### MATERIAL FOR THE TASK ###

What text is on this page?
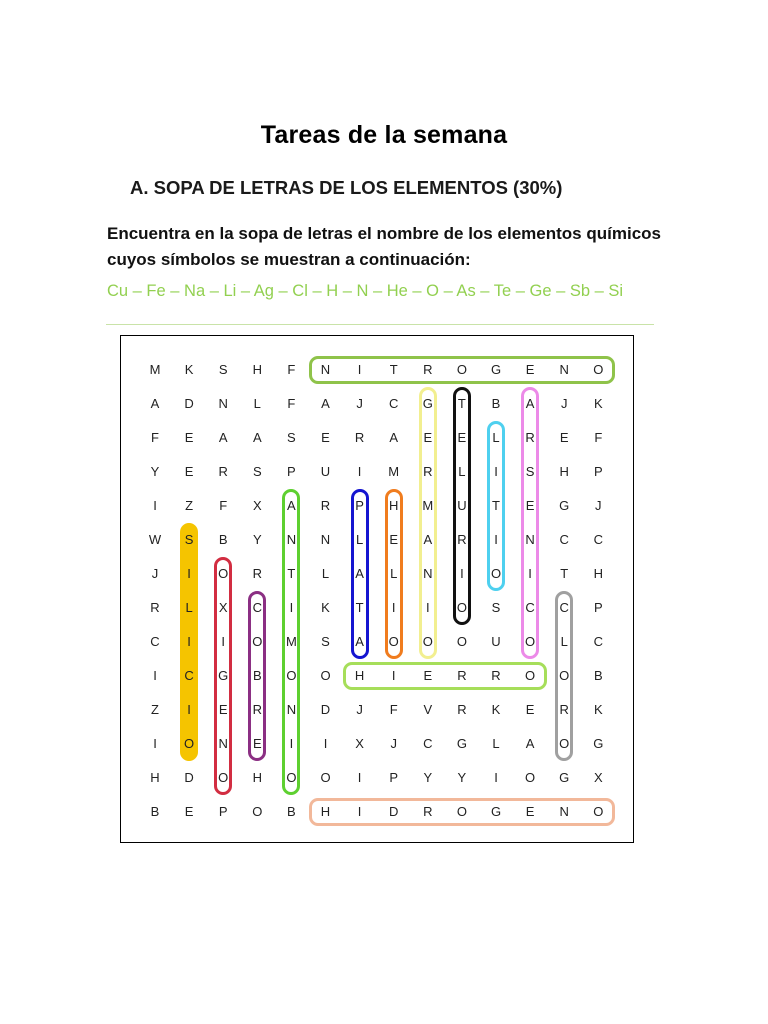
Tareas de la semana
A. SOPA DE LETRAS DE LOS ELEMENTOS (30%)
Encuentra en la sopa de letras el nombre de los elementos químicos cuyos símbolos se muestran a continuación:
Cu – Fe – Na – Li – Ag – Cl – H – N – He – O – As – Te – Ge – Sb – Si
M	K	S	H	F	N	I	T	R	O	G	E	N	O
A	D	N	L	F	A	J	C	G	T	B	A	J	K
F	E	A	A	S	E	R	A	E	E	L	R	E	F
Y	E	R	S	P	U	I	M	R	L	I	S	H	P
I	Z	F	X	A	R	P	H	M	U	T	E	G	J
W	S	B	Y	N	N	L	E	A	R	I	N	C	C
J	I	O	R	T	L	A	L	N	I	O	I	T	H
R	L	X	C	I	K	T	I	I	O	S	C	C	P
C	I	I	O	M	S	A	O	O	O	U	O	L	C
I	C	G	B	O	O	H	I	E	R	R	O	O	B
Z	I	E	R	N	D	J	F	V	R	K	E	R	K
I	O	N	E	I	I	X	J	C	G	L	A	O	G
H	D	O	H	O	O	I	P	Y	Y	I	O	G	X
B	E	P	O	B	H	I	D	R	O	G	E	N	O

###

BRIEF >> Transcribe the full listing above exactly as it stands, minus the pictures.

WRITTEN RESPONSE >>
What text is on this page?
Tareas de la semana
A. SOPA DE LETRAS DE LOS ELEMENTOS (30%)
Encuentra en la sopa de letras el nombre de los elementos químicos cuyos símbolos se muestran a continuación:
Cu – Fe – Na – Li – Ag – Cl – H – N – He – O – As – Te – Ge – Sb – Si
M	K	S	H	F	N	I	T	R	O	G	E	N	O
A	D	N	L	F	A	J	C	G	T	B	A	J	K
F	E	A	A	S	E	R	A	E	E	L	R	E	F
Y	E	R	S	P	U	I	M	R	L	I	S	H	P
I	Z	F	X	A	R	P	H	M	U	T	E	G	J
W	S	B	Y	N	N	L	E	A	R	I	N	C	C
J	I	O	R	T	L	A	L	N	I	O	I	T	H
R	L	X	C	I	K	T	I	I	O	S	C	C	P
C	I	I	O	M	S	A	O	O	O	U	O	L	C
I	C	G	B	O	O	H	I	E	R	R	O	O	B
Z	I	E	R	N	D	J	F	V	R	K	E	R	K
I	O	N	E	I	I	X	J	C	G	L	A	O	G
H	D	O	H	O	O	I	P	Y	Y	I	O	G	X
B	E	P	O	B	H	I	D	R	O	G	E	N	O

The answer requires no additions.